WHAT TO WORK ON - Wherever a line holds the string "MITRA", copy that line.

** Begin **

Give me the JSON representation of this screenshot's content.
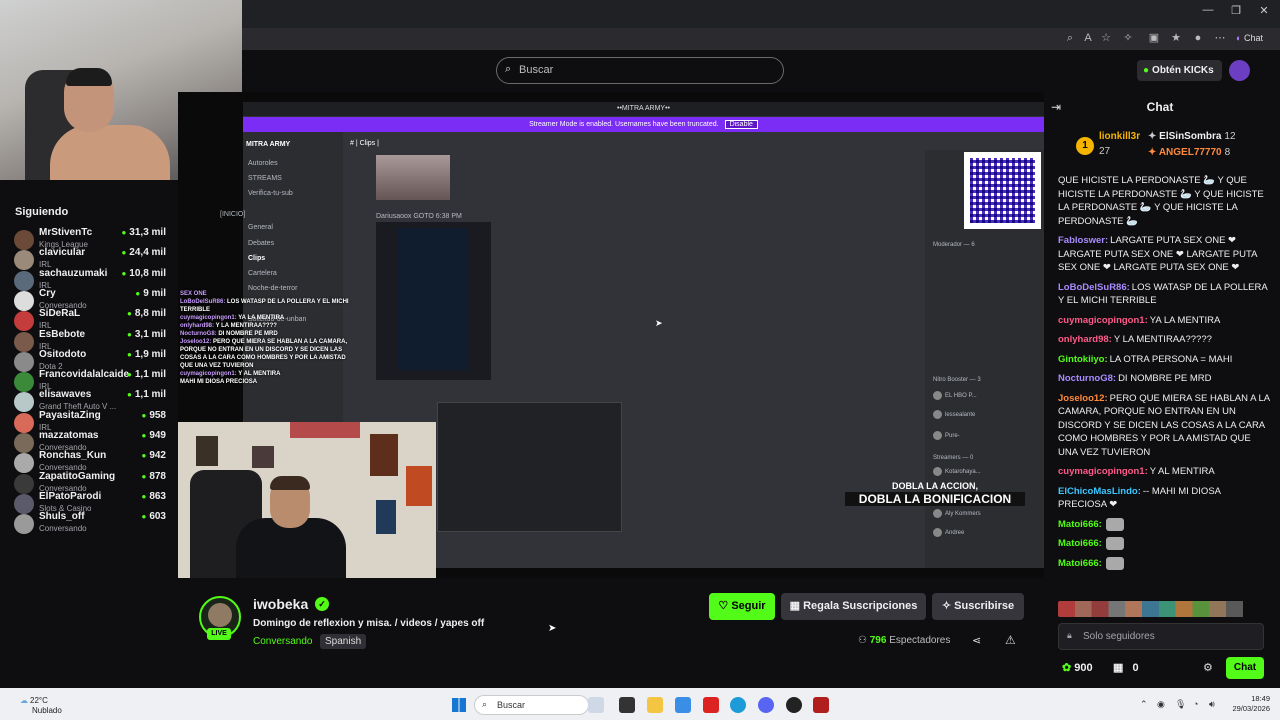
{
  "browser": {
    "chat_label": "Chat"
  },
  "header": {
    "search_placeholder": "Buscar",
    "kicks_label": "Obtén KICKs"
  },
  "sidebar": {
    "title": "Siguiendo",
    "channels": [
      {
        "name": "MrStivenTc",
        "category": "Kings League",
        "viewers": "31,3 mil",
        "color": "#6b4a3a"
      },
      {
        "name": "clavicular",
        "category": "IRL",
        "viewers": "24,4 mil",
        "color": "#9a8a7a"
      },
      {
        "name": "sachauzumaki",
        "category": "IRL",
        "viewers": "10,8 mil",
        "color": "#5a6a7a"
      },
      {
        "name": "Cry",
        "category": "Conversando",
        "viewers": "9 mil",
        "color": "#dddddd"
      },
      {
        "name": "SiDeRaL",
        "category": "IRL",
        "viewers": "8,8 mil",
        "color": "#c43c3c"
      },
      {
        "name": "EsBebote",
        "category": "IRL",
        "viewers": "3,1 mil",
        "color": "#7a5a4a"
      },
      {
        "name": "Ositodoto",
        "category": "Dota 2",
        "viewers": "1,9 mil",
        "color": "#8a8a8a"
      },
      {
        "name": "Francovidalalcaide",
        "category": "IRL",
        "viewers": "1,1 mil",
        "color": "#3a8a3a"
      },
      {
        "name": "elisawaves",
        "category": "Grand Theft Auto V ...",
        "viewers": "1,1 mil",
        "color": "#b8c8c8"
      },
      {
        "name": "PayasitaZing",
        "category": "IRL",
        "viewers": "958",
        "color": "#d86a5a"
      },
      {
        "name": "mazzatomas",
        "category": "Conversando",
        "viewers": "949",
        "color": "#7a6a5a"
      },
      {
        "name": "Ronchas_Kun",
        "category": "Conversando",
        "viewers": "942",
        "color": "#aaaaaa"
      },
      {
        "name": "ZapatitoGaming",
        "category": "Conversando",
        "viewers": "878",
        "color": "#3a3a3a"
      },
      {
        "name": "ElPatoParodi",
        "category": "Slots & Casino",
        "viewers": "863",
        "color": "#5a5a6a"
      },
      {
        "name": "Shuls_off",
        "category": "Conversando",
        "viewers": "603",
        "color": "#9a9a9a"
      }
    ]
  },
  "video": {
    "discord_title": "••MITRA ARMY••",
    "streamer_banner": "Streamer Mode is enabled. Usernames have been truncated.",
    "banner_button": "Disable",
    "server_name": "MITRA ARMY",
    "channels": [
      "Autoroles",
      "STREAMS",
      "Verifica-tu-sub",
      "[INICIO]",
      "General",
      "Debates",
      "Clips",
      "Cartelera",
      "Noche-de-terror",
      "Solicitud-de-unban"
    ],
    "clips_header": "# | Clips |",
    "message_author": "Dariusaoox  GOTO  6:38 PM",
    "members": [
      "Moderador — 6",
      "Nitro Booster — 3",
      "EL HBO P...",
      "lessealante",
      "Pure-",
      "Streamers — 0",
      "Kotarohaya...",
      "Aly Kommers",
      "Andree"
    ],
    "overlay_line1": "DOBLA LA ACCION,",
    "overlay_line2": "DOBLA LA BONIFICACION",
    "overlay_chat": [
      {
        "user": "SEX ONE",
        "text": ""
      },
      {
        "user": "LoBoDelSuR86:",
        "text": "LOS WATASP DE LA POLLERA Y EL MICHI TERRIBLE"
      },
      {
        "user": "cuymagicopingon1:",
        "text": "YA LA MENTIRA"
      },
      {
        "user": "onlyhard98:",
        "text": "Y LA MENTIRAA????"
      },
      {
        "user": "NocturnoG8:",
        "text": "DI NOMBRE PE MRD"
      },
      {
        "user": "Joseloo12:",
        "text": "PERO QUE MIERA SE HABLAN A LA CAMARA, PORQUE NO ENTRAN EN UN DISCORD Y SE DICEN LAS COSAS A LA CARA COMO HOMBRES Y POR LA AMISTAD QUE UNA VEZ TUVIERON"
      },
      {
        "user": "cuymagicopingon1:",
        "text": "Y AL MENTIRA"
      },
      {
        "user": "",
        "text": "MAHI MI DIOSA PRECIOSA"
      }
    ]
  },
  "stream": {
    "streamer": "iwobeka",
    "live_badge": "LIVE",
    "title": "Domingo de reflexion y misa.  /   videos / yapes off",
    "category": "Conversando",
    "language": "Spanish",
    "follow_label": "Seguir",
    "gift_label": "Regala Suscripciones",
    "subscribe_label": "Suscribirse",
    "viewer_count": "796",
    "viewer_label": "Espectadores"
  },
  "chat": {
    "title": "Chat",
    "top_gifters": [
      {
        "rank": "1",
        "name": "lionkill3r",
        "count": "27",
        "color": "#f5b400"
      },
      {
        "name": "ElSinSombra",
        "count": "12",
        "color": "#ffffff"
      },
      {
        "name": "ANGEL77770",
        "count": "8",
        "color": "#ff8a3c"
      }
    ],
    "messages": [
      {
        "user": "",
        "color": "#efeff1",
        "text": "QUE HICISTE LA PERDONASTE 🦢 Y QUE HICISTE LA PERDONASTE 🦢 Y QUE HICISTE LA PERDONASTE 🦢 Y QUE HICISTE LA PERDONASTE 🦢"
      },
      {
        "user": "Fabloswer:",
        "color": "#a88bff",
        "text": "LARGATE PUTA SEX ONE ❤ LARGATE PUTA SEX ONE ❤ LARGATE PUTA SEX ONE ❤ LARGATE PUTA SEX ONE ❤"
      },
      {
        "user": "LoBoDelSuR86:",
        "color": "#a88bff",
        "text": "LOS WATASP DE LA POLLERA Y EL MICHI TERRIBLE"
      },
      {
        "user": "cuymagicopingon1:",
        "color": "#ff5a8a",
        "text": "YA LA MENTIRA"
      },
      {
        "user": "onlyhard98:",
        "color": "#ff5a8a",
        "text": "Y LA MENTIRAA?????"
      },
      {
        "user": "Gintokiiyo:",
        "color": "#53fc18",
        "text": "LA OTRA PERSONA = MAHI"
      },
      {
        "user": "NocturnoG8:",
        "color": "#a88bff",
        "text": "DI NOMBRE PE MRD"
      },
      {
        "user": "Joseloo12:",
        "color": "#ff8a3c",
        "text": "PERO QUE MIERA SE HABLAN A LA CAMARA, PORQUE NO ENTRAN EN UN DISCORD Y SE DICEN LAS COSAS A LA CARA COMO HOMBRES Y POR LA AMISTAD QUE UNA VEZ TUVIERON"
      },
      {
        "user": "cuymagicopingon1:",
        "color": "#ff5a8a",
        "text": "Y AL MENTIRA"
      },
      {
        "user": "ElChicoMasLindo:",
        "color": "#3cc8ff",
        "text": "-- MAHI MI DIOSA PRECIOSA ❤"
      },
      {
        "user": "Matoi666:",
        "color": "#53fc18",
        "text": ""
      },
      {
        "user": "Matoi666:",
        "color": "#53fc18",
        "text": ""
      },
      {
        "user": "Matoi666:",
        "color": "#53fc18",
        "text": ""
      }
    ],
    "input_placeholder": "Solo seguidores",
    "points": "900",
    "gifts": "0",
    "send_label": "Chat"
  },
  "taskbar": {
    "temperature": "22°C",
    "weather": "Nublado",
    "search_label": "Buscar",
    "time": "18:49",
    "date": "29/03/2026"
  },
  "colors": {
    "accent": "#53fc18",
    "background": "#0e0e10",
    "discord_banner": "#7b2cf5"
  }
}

** End **

OUTPUT FOR THIS EXERCISE -
    "discord_title": "••MITRA ARMY••",
    "server_name": "MITRA ARMY",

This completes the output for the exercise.